Records for this task:
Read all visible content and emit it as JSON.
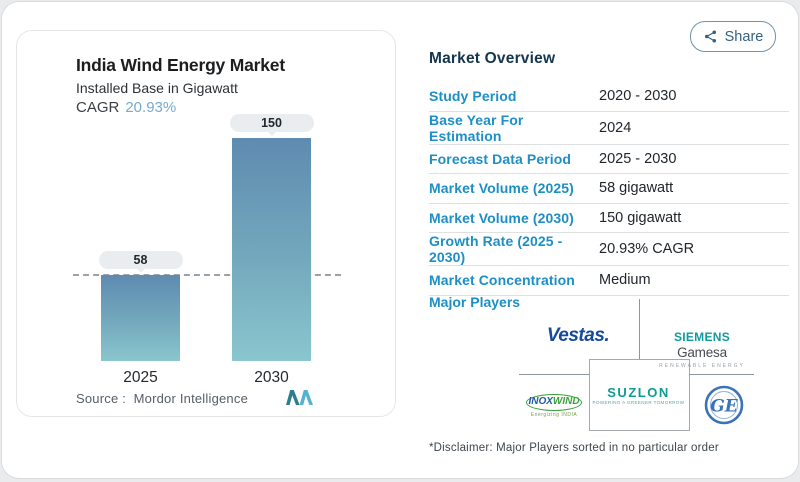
{
  "share": {
    "label": "Share"
  },
  "chart_panel": {
    "title": "India Wind Energy Market",
    "subtitle": "Installed Base in Gigawatt",
    "cagr_label": "CAGR",
    "cagr_value": "20.93%",
    "source": "Source :  Mordor Intelligence"
  },
  "chart_data": {
    "type": "bar",
    "categories": [
      "2025",
      "2030"
    ],
    "values": [
      58,
      150
    ],
    "value_labels": [
      "58",
      "150"
    ],
    "title": "India Wind Energy Market",
    "subtitle": "Installed Base in Gigawatt",
    "unit": "gigawatt",
    "reference_line": 58,
    "ylim": [
      0,
      160
    ],
    "grid": "off",
    "bar_gradient": [
      "#5e8bb0",
      "#8ac6ce"
    ]
  },
  "overview": {
    "title": "Market Overview",
    "rows": [
      {
        "label": "Study Period",
        "value": "2020 - 2030"
      },
      {
        "label": "Base Year For Estimation",
        "value": "2024"
      },
      {
        "label": "Forecast Data Period",
        "value": "2025 - 2030"
      },
      {
        "label": "Market Volume (2025)",
        "value": "58 gigawatt"
      },
      {
        "label": "Market Volume (2030)",
        "value": "150 gigawatt"
      },
      {
        "label": "Growth Rate (2025 - 2030)",
        "value": "20.93% CAGR"
      },
      {
        "label": "Market Concentration",
        "value": "Medium"
      }
    ],
    "major_players_label": "Major Players",
    "players": {
      "vestas": "Vestas.",
      "siemens": "SIEMENS",
      "gamesa": "Gamesa",
      "siemens_sub": "RENEWABLE ENERGY",
      "inox": "INOX",
      "wind": "WIND",
      "inox_sub": "Energizing INDIA",
      "suzlon": "SUZLON",
      "suzlon_sub": "POWERING A GREENER TOMORROW",
      "ge": "GE"
    },
    "disclaimer": "*Disclaimer: Major Players sorted in no particular order"
  },
  "colors": {
    "label_blue": "#1d8fc6",
    "heading_navy": "#14364d",
    "cagr_blue": "#74aad0",
    "bar_top": "#5e8bb0",
    "bar_bottom": "#8ac6ce",
    "share_text": "#33617e"
  }
}
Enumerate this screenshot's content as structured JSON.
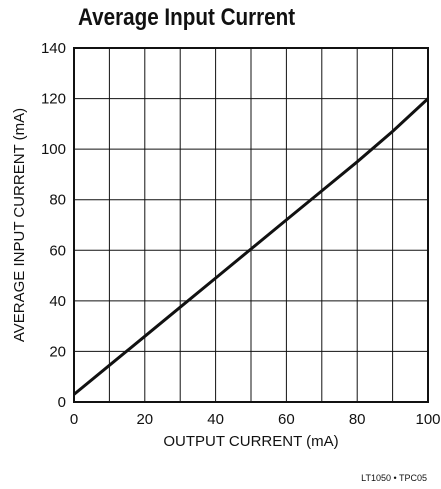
{
  "chart_data": {
    "type": "line",
    "title": "Average Input Current",
    "xlabel": "OUTPUT CURRENT (mA)",
    "ylabel": "AVERAGE INPUT CURRENT (mA)",
    "xlim": [
      0,
      100
    ],
    "ylim": [
      0,
      140
    ],
    "x_ticks": [
      "0",
      "20",
      "40",
      "60",
      "80",
      "100"
    ],
    "y_ticks": [
      "0",
      "20",
      "40",
      "60",
      "80",
      "100",
      "120",
      "140"
    ],
    "grid": true,
    "series": [
      {
        "x": [
          0,
          10,
          20,
          30,
          40,
          50,
          60,
          70,
          80,
          90,
          100
        ],
        "y": [
          3,
          14.5,
          26,
          37.5,
          49,
          60.5,
          72,
          83.5,
          95,
          107,
          120
        ]
      }
    ],
    "line_color": "#111111"
  },
  "footer_note": "LT1050 • TPC05"
}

Aim of the task:
Copy every record above exactly as written, but leave out the pictures.

The response:
Read all visible content and emit it as JSON.
{
  "share": {
    "label": "Share"
  },
  "chart_panel": {
    "title": "India Wind Energy Market",
    "subtitle": "Installed Base in Gigawatt",
    "cagr_label": "CAGR",
    "cagr_value": "20.93%",
    "source": "Source :  Mordor Intelligence"
  },
  "chart_data": {
    "type": "bar",
    "categories": [
      "2025",
      "2030"
    ],
    "values": [
      58,
      150
    ],
    "value_labels": [
      "58",
      "150"
    ],
    "title": "India Wind Energy Market",
    "subtitle": "Installed Base in Gigawatt",
    "unit": "gigawatt",
    "reference_line": 58,
    "ylim": [
      0,
      160
    ],
    "grid": "off",
    "bar_gradient": [
      "#5e8bb0",
      "#8ac6ce"
    ]
  },
  "overview": {
    "title": "Market Overview",
    "rows": [
      {
        "label": "Study Period",
        "value": "2020 - 2030"
      },
      {
        "label": "Base Year For Estimation",
        "value": "2024"
      },
      {
        "label": "Forecast Data Period",
        "value": "2025 - 2030"
      },
      {
        "label": "Market Volume (2025)",
        "value": "58 gigawatt"
      },
      {
        "label": "Market Volume (2030)",
        "value": "150 gigawatt"
      },
      {
        "label": "Growth Rate (2025 - 2030)",
        "value": "20.93% CAGR"
      },
      {
        "label": "Market Concentration",
        "value": "Medium"
      }
    ],
    "major_players_label": "Major Players",
    "players": {
      "vestas": "Vestas.",
      "siemens": "SIEMENS",
      "gamesa": "Gamesa",
      "siemens_sub": "RENEWABLE ENERGY",
      "inox": "INOX",
      "wind": "WIND",
      "inox_sub": "Energizing INDIA",
      "suzlon": "SUZLON",
      "suzlon_sub": "POWERING A GREENER TOMORROW",
      "ge": "GE"
    },
    "disclaimer": "*Disclaimer: Major Players sorted in no particular order"
  },
  "colors": {
    "label_blue": "#1d8fc6",
    "heading_navy": "#14364d",
    "cagr_blue": "#74aad0",
    "bar_top": "#5e8bb0",
    "bar_bottom": "#8ac6ce",
    "share_text": "#33617e"
  }
}
Enumerate this screenshot's content as structured JSON.
{
  "chart_data": {
    "type": "line",
    "title": "Average Input Current",
    "xlabel": "OUTPUT CURRENT (mA)",
    "ylabel": "AVERAGE INPUT CURRENT (mA)",
    "xlim": [
      0,
      100
    ],
    "ylim": [
      0,
      140
    ],
    "x_ticks": [
      "0",
      "20",
      "40",
      "60",
      "80",
      "100"
    ],
    "y_ticks": [
      "0",
      "20",
      "40",
      "60",
      "80",
      "100",
      "120",
      "140"
    ],
    "grid": true,
    "series": [
      {
        "x": [
          0,
          10,
          20,
          30,
          40,
          50,
          60,
          70,
          80,
          90,
          100
        ],
        "y": [
          3,
          14.5,
          26,
          37.5,
          49,
          60.5,
          72,
          83.5,
          95,
          107,
          120
        ]
      }
    ],
    "line_color": "#111111"
  },
  "footer_note": "LT1050 • TPC05"
}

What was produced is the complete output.